Required task:
Repeat every line below exactly as it reads.

(Chart and figure data)

★ ★ ★ ★

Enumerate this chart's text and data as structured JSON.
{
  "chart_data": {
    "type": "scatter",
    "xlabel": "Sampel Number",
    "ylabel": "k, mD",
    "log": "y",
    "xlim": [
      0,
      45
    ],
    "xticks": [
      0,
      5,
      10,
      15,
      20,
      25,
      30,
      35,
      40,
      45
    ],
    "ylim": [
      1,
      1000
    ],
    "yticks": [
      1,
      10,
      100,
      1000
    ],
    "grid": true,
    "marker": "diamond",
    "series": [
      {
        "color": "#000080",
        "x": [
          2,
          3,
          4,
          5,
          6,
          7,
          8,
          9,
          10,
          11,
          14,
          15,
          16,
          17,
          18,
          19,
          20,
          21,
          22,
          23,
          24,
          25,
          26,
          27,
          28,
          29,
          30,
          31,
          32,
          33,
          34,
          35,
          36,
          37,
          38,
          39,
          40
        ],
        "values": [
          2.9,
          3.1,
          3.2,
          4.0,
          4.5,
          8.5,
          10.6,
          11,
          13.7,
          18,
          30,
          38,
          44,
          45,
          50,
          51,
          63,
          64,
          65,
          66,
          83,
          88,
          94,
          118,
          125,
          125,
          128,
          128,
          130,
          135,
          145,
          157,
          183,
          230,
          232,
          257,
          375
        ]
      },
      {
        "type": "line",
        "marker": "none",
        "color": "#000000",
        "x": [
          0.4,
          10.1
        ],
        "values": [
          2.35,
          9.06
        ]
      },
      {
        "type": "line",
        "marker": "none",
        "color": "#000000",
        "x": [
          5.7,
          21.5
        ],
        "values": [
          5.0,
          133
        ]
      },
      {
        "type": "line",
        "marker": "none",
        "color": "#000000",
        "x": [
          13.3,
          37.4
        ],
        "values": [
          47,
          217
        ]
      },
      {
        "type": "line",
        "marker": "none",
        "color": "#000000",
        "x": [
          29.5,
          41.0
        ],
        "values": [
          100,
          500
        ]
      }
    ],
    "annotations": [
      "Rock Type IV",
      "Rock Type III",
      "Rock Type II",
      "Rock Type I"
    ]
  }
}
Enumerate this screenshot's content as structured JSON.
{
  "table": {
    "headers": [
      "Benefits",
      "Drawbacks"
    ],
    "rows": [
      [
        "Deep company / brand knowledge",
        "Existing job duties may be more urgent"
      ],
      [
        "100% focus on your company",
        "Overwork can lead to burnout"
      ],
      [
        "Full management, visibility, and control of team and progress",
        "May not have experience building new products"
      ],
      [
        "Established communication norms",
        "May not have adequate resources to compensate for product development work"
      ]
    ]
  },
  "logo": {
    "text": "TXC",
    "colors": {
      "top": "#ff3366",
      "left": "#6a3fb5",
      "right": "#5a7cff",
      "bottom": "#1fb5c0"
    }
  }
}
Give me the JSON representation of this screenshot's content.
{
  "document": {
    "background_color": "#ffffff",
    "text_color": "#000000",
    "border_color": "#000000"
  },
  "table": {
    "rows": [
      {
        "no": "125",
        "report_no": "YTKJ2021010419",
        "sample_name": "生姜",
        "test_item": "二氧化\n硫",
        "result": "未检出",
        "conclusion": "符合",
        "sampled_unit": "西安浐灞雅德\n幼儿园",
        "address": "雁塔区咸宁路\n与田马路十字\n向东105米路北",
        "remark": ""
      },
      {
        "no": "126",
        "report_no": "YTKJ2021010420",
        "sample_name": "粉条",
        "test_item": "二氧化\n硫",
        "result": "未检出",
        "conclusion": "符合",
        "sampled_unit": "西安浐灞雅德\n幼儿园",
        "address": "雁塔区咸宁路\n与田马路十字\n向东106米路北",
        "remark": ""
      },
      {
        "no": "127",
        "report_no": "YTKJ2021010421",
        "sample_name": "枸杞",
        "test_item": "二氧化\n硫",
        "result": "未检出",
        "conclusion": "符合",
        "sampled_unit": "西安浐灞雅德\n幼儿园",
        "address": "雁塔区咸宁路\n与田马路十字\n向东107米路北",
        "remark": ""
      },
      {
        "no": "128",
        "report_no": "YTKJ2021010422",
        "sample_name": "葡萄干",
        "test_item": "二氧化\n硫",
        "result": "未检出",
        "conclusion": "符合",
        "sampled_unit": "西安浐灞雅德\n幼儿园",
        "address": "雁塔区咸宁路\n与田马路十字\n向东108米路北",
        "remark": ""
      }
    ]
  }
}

★ ★ ★ ★

Worked solution:
Enumerate this chart's text and data as structured JSON.
{
  "chart_data": {
    "type": "scatter",
    "xlabel": "Sampel Number",
    "ylabel": "k, mD",
    "log": "y",
    "xlim": [
      0,
      45
    ],
    "xticks": [
      0,
      5,
      10,
      15,
      20,
      25,
      30,
      35,
      40,
      45
    ],
    "ylim": [
      1,
      1000
    ],
    "yticks": [
      1,
      10,
      100,
      1000
    ],
    "grid": true,
    "marker": "diamond",
    "series": [
      {
        "color": "#000080",
        "x": [
          2,
          3,
          4,
          5,
          6,
          7,
          8,
          9,
          10,
          11,
          14,
          15,
          16,
          17,
          18,
          19,
          20,
          21,
          22,
          23,
          24,
          25,
          26,
          27,
          28,
          29,
          30,
          31,
          32,
          33,
          34,
          35,
          36,
          37,
          38,
          39,
          40
        ],
        "values": [
          2.9,
          3.1,
          3.2,
          4.0,
          4.5,
          8.5,
          10.6,
          11,
          13.7,
          18,
          30,
          38,
          44,
          45,
          50,
          51,
          63,
          64,
          65,
          66,
          83,
          88,
          94,
          118,
          125,
          125,
          128,
          128,
          130,
          135,
          145,
          157,
          183,
          230,
          232,
          257,
          375
        ]
      },
      {
        "type": "line",
        "marker": "none",
        "color": "#000000",
        "x": [
          0.4,
          10.1
        ],
        "values": [
          2.35,
          9.06
        ]
      },
      {
        "type": "line",
        "marker": "none",
        "color": "#000000",
        "x": [
          5.7,
          21.5
        ],
        "values": [
          5.0,
          133
        ]
      },
      {
        "type": "line",
        "marker": "none",
        "color": "#000000",
        "x": [
          13.3,
          37.4
        ],
        "values": [
          47,
          217
        ]
      },
      {
        "type": "line",
        "marker": "none",
        "color": "#000000",
        "x": [
          29.5,
          41.0
        ],
        "values": [
          100,
          500
        ]
      }
    ],
    "annotations": [
      "Rock Type IV",
      "Rock Type III",
      "Rock Type II",
      "Rock Type I"
    ]
  }
}
Enumerate this screenshot's content as structured JSON.
{
  "table": {
    "headers": [
      "Benefits",
      "Drawbacks"
    ],
    "rows": [
      [
        "Deep company / brand knowledge",
        "Existing job duties may be more urgent"
      ],
      [
        "100% focus on your company",
        "Overwork can lead to burnout"
      ],
      [
        "Full management, visibility, and control of team and progress",
        "May not have experience building new products"
      ],
      [
        "Established communication norms",
        "May not have adequate resources to compensate for product development work"
      ]
    ]
  },
  "logo": {
    "text": "TXC",
    "colors": {
      "top": "#ff3366",
      "left": "#6a3fb5",
      "right": "#5a7cff",
      "bottom": "#1fb5c0"
    }
  }
}
Give me the JSON representation of this screenshot's content.
{
  "document": {
    "background_color": "#ffffff",
    "text_color": "#000000",
    "border_color": "#000000"
  },
  "table": {
    "rows": [
      {
        "no": "125",
        "report_no": "YTKJ2021010419",
        "sample_name": "生姜",
        "test_item": "二氧化\n硫",
        "result": "未检出",
        "conclusion": "符合",
        "sampled_unit": "西安浐灞雅德\n幼儿园",
        "address": "雁塔区咸宁路\n与田马路十字\n向东105米路北",
        "remark": ""
      },
      {
        "no": "126",
        "report_no": "YTKJ2021010420",
        "sample_name": "粉条",
        "test_item": "二氧化\n硫",
        "result": "未检出",
        "conclusion": "符合",
        "sampled_unit": "西安浐灞雅德\n幼儿园",
        "address": "雁塔区咸宁路\n与田马路十字\n向东106米路北",
        "remark": ""
      },
      {
        "no": "127",
        "report_no": "YTKJ2021010421",
        "sample_name": "枸杞",
        "test_item": "二氧化\n硫",
        "result": "未检出",
        "conclusion": "符合",
        "sampled_unit": "西安浐灞雅德\n幼儿园",
        "address": "雁塔区咸宁路\n与田马路十字\n向东107米路北",
        "remark": ""
      },
      {
        "no": "128",
        "report_no": "YTKJ2021010422",
        "sample_name": "葡萄干",
        "test_item": "二氧化\n硫",
        "result": "未检出",
        "conclusion": "符合",
        "sampled_unit": "西安浐灞雅德\n幼儿园",
        "address": "雁塔区咸宁路\n与田马路十字\n向东108米路北",
        "remark": ""
      }
    ]
  }
}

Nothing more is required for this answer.